Eu descobri a senha do servidor de atualização da SolarWinds em novembro passado. Sou um caçador de bugs (falhas em programas). Encontrei as credenciais do servidor e reportei o fato à SolarWinds. O tema é que a empresa utilizava a senha “solarwinds123”, que é a ausência básica de segurança.
Mas esta brecha de segurança estava ligada a este ataque cibernético específico?
O que encontrei foram as credenciais que eu poderia ter usado para fazer upload de um malware, ou seja, descarregar o programa malicioso no servidor de atualização do SolarWinds, como ocorreu com o ataque atual. Qualquer hacker poderia ter usado essas credenciais e realizado o mesmo tipo de ataque.
Qual foi sua reação quando soube deste ataque sem precedentes?

-.-.-

## Tarefas propostas
**a)** Segundo o trecho sobre a SolarWinds, qual senha a empresa utilizava no servidor de atualização?
**b)** Com base no trecho sobre a SolarWinds, explique por que as credenciais encontradas representavam um risco para o servidor de atualização.

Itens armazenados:
-.-.-

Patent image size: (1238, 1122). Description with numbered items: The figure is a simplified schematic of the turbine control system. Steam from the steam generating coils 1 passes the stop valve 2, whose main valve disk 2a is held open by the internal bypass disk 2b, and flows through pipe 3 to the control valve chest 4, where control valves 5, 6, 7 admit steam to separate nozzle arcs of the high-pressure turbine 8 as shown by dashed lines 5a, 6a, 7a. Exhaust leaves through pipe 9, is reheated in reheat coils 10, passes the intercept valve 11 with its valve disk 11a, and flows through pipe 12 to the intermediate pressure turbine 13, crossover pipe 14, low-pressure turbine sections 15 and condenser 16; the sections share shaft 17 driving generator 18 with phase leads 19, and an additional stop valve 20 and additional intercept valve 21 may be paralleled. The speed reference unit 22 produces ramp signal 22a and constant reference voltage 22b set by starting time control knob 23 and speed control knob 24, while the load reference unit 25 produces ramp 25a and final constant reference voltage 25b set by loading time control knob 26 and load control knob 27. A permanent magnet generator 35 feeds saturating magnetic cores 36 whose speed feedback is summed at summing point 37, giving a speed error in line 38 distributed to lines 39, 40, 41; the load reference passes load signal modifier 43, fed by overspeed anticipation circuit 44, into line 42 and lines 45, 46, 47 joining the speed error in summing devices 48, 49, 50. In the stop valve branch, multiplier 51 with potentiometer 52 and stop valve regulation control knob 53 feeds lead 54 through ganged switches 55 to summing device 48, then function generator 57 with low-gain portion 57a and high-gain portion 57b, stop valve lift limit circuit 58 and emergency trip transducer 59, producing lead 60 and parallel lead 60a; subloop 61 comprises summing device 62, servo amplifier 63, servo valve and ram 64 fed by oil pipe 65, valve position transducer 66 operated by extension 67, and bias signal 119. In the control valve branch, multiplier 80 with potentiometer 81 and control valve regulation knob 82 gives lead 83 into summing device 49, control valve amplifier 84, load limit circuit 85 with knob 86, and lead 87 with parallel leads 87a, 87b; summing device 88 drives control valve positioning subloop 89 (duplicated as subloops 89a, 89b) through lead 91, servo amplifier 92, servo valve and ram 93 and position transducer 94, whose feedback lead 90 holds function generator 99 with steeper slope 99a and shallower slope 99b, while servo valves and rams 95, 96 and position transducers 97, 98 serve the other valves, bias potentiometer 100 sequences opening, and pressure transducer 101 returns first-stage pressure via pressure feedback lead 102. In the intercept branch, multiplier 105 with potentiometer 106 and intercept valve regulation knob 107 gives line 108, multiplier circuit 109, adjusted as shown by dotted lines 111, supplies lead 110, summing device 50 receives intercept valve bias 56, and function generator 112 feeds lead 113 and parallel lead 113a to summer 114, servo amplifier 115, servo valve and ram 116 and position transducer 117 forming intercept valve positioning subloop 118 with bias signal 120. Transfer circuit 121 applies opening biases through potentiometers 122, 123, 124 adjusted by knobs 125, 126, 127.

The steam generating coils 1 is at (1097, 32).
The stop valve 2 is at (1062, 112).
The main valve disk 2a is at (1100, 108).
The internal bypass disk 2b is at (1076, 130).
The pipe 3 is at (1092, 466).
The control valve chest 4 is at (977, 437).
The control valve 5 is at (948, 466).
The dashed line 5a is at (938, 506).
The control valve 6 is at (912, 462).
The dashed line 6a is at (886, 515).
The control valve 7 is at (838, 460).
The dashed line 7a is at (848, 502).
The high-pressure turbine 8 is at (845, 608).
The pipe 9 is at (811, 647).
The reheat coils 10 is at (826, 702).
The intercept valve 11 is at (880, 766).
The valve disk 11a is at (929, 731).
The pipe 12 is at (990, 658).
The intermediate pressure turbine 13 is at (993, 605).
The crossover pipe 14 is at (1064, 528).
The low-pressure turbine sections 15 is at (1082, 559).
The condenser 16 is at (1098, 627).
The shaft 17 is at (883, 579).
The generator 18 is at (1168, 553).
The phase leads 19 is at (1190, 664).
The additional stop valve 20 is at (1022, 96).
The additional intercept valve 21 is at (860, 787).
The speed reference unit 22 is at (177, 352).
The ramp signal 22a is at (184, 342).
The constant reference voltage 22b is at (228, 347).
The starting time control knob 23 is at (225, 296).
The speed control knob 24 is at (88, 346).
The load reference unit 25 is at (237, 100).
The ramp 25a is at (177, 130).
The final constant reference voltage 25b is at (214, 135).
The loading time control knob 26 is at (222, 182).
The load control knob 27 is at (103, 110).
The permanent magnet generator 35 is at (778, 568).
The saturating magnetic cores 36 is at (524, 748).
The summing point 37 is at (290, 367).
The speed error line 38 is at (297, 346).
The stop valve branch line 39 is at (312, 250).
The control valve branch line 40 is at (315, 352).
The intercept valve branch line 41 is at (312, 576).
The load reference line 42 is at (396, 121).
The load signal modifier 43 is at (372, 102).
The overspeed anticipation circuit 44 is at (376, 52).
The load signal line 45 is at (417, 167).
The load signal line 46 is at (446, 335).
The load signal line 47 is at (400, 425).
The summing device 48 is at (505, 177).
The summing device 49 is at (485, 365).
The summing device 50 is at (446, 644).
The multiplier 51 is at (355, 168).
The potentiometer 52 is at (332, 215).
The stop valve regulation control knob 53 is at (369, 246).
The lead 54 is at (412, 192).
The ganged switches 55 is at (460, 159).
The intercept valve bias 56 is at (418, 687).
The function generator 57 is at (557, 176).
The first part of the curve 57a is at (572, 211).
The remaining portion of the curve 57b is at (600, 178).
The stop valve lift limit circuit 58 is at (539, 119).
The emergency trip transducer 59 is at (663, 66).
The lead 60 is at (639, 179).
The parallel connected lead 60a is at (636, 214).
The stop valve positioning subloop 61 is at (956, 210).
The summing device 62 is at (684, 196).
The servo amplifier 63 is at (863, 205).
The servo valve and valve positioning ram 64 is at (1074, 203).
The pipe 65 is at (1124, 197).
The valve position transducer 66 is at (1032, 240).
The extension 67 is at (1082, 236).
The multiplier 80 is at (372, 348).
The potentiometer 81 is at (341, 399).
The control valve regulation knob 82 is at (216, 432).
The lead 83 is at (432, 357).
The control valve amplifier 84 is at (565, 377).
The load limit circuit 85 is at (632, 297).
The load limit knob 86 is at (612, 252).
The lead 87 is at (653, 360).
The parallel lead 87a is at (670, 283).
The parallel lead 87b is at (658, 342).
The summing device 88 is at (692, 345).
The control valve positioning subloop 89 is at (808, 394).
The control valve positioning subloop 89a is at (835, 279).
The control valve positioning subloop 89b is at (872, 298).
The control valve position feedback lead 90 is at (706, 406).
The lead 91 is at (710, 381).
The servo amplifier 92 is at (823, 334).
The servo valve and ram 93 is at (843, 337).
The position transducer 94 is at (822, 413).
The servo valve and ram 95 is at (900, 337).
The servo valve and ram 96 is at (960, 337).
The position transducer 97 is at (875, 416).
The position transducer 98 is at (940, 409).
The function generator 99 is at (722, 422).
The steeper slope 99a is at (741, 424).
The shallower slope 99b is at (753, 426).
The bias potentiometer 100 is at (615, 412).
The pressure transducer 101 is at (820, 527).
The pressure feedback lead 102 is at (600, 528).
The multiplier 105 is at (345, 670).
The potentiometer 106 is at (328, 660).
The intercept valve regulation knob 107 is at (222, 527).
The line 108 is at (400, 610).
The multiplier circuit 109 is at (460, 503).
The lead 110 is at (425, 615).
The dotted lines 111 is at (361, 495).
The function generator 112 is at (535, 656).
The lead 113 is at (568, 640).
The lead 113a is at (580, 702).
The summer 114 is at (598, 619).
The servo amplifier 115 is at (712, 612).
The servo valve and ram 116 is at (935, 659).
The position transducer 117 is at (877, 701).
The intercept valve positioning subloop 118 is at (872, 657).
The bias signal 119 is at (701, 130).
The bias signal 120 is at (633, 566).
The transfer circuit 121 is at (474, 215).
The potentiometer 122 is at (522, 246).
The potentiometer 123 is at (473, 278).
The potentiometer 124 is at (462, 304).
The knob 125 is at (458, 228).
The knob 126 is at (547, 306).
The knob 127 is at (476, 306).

-.-.-

## Respostas dos exercícios
**a)** A senha "solarwinds123".

**b)** Com essas credenciais, seria possível fazer upload de um malware, isto é, descarregar um programa malicioso no servidor de atualização da SolarWinds, como ocorreu no ataque atual. Qualquer hacker poderia tê-las usado para realizar o mesmo tipo de ataque.